## Task
Images are not part of the copy; write out the rest of the data exactly as given.

[Figure contents as structured data]
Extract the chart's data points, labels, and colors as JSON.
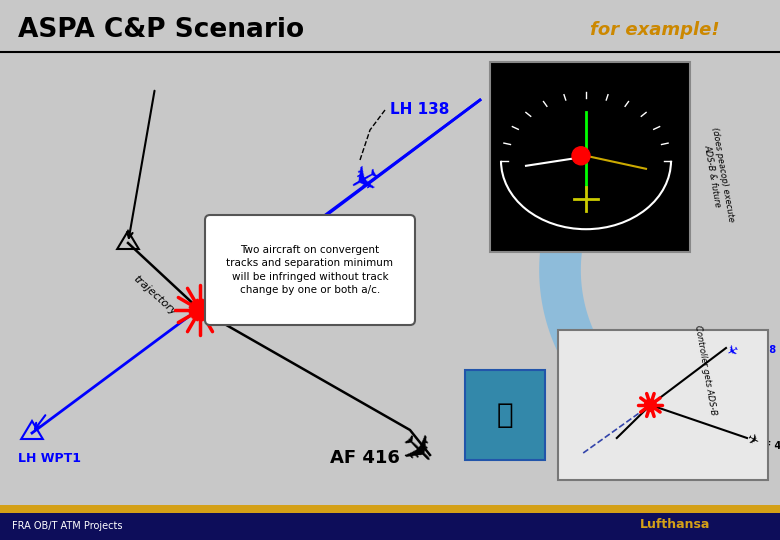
{
  "title": "ASPA C&P Scenario",
  "subtitle": "for example!",
  "bg_color": "#c8c8c8",
  "title_color": "#000000",
  "subtitle_color": "#cc8800",
  "footer_bg": "#0d0d5a",
  "footer_bar": "#d4a017",
  "footer_left": "FRA OB/T ATM Projects",
  "footer_right": "Lufthansa",
  "lh138_label": "LH 138",
  "lh_wpt1_label": "LH WPT1",
  "af416_label": "AF 416",
  "trajectory_label": "trajectory",
  "text_box": "Two aircraft on convergent\ntracks and separation minimum\nwill be infringed without track\nchange by one or both a/c."
}
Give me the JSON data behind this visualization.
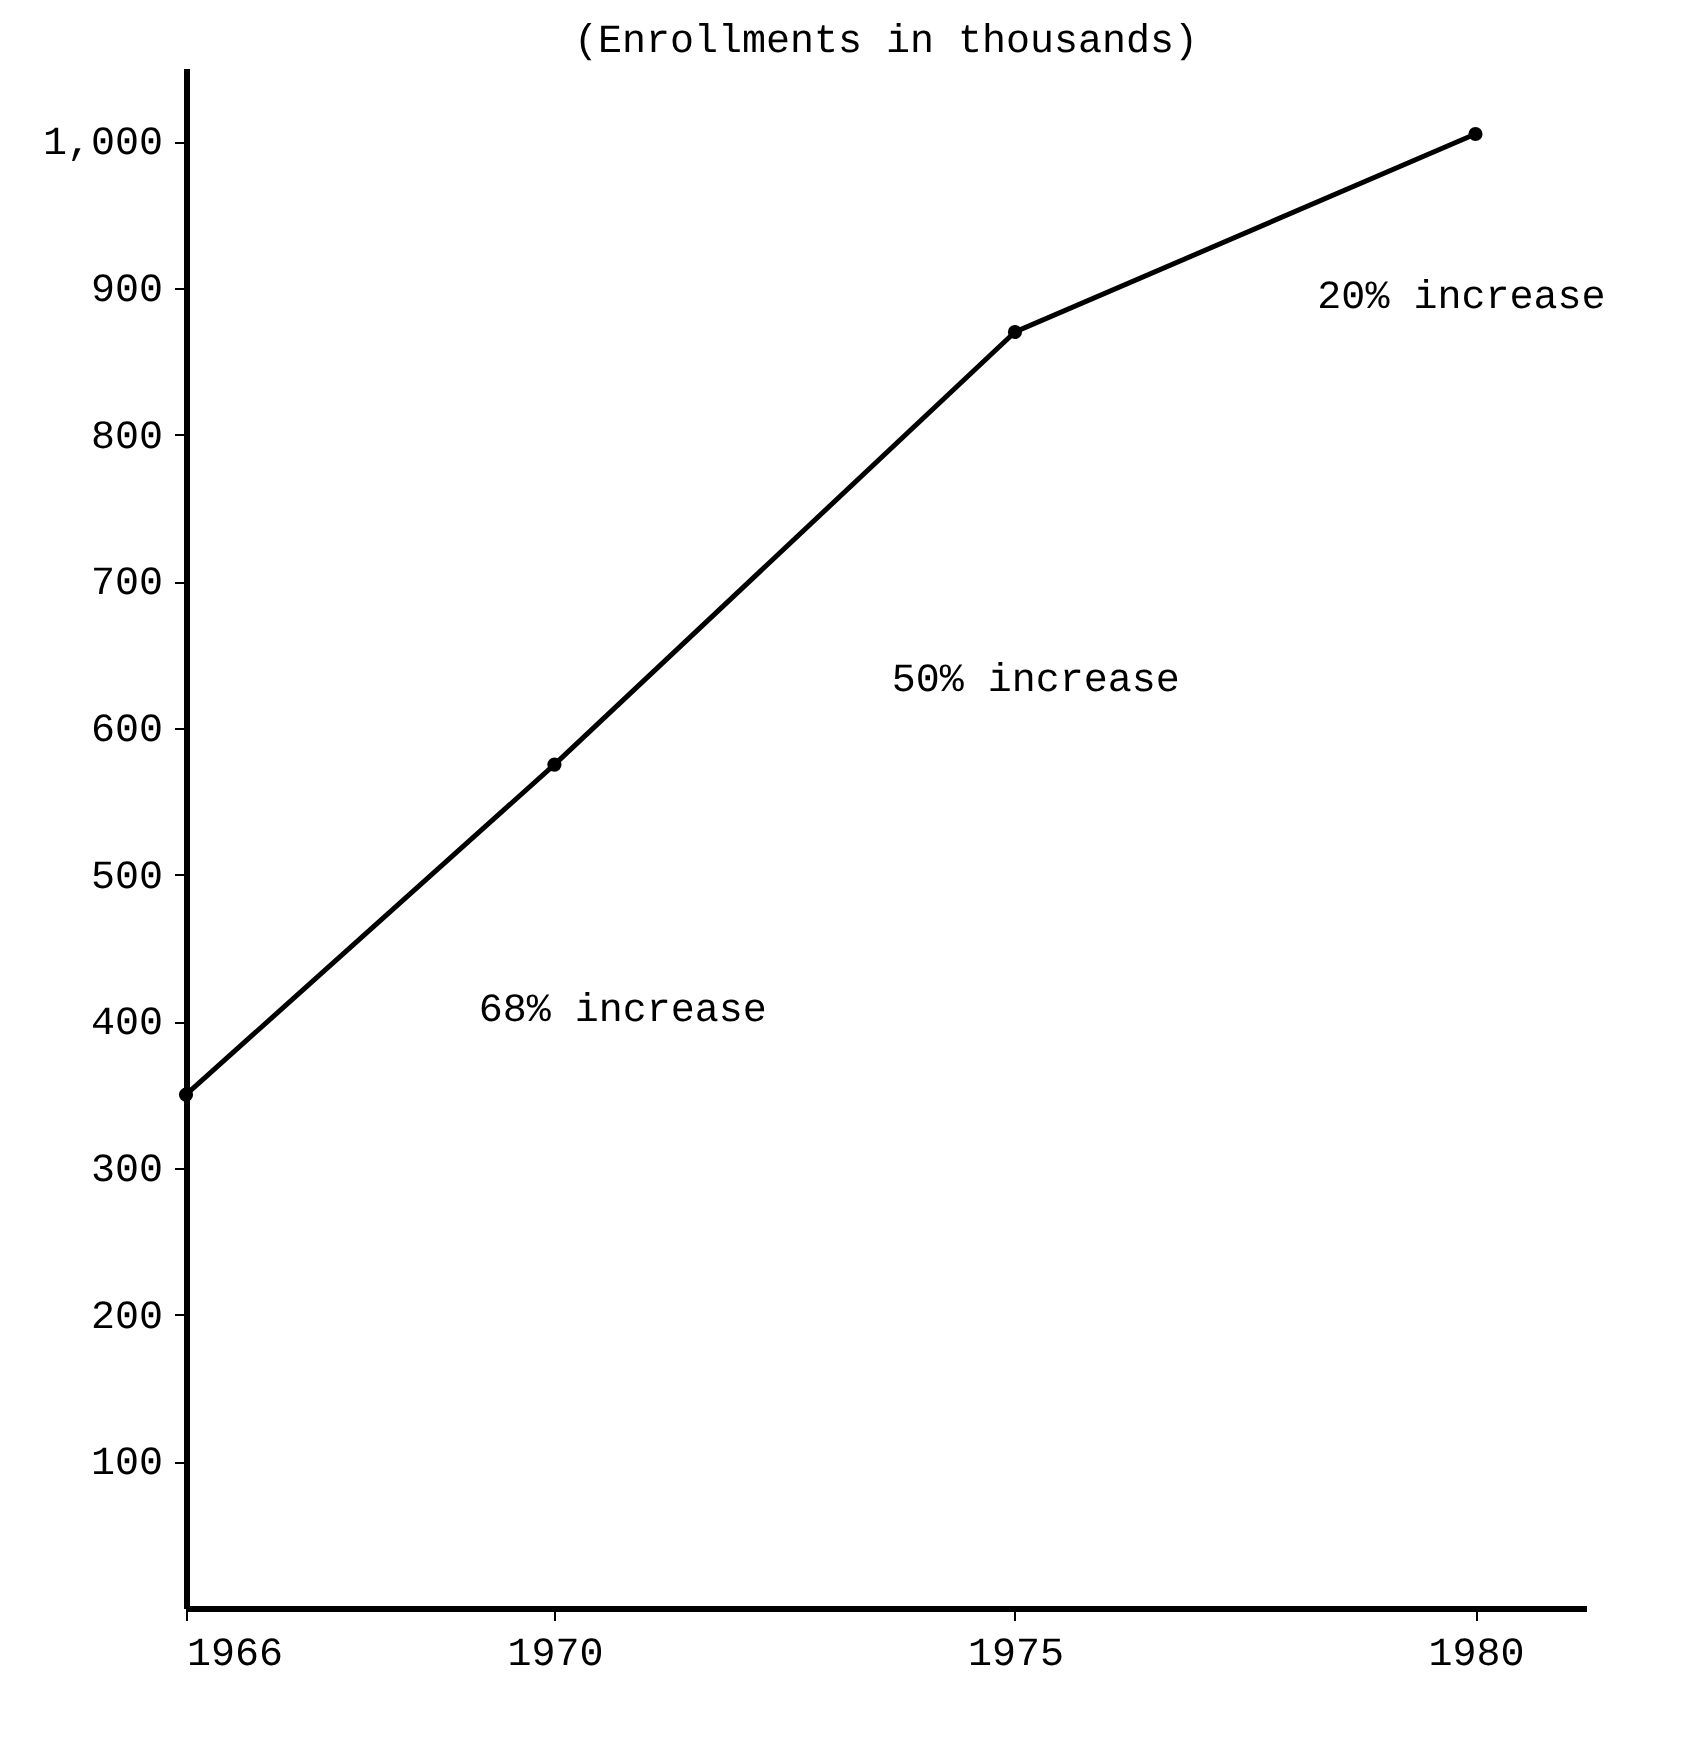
{
  "chart_data": {
    "type": "line",
    "title": "(Enrollments in thousands)",
    "x": [
      1966,
      1970,
      1975,
      1980
    ],
    "series": [
      {
        "color": "#000000",
        "values": [
          350,
          575,
          870,
          1005
        ]
      }
    ],
    "xlim": [
      1966,
      1981.2
    ],
    "xticks": [
      1966,
      1970,
      1975,
      1980
    ],
    "ylim": [
      0,
      1050
    ],
    "yticks": [
      100,
      200,
      300,
      400,
      500,
      600,
      700,
      800,
      900,
      {
        "value": 1000,
        "label": "1,000"
      }
    ],
    "marker": "circle",
    "line_style": "solid",
    "grid": false,
    "annotations": [
      "68% increase",
      "50% increase",
      "20% increase"
    ]
  }
}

## Exercise output
Extract the chart's data points, labels, and colors as JSON.
{
  "title": "ASPA C&P Scenario",
  "subtitle": "for example!",
  "bg_color": "#c8c8c8",
  "title_color": "#000000",
  "subtitle_color": "#cc8800",
  "footer_bg": "#0d0d5a",
  "footer_bar": "#d4a017",
  "footer_left": "FRA OB/T ATM Projects",
  "footer_right": "Lufthansa",
  "lh138_label": "LH 138",
  "lh_wpt1_label": "LH WPT1",
  "af416_label": "AF 416",
  "trajectory_label": "trajectory",
  "text_box": "Two aircraft on convergent\ntracks and separation minimum\nwill be infringed without track\nchange by one or both a/c."
}
Give me the JSON data behind this visualization.
{
  "chart_data": {
    "type": "line",
    "title": "(Enrollments in thousands)",
    "x": [
      1966,
      1970,
      1975,
      1980
    ],
    "series": [
      {
        "color": "#000000",
        "values": [
          350,
          575,
          870,
          1005
        ]
      }
    ],
    "xlim": [
      1966,
      1981.2
    ],
    "xticks": [
      1966,
      1970,
      1975,
      1980
    ],
    "ylim": [
      0,
      1050
    ],
    "yticks": [
      100,
      200,
      300,
      400,
      500,
      600,
      700,
      800,
      900,
      {
        "value": 1000,
        "label": "1,000"
      }
    ],
    "marker": "circle",
    "line_style": "solid",
    "grid": false,
    "annotations": [
      "68% increase",
      "50% increase",
      "20% increase"
    ]
  }
}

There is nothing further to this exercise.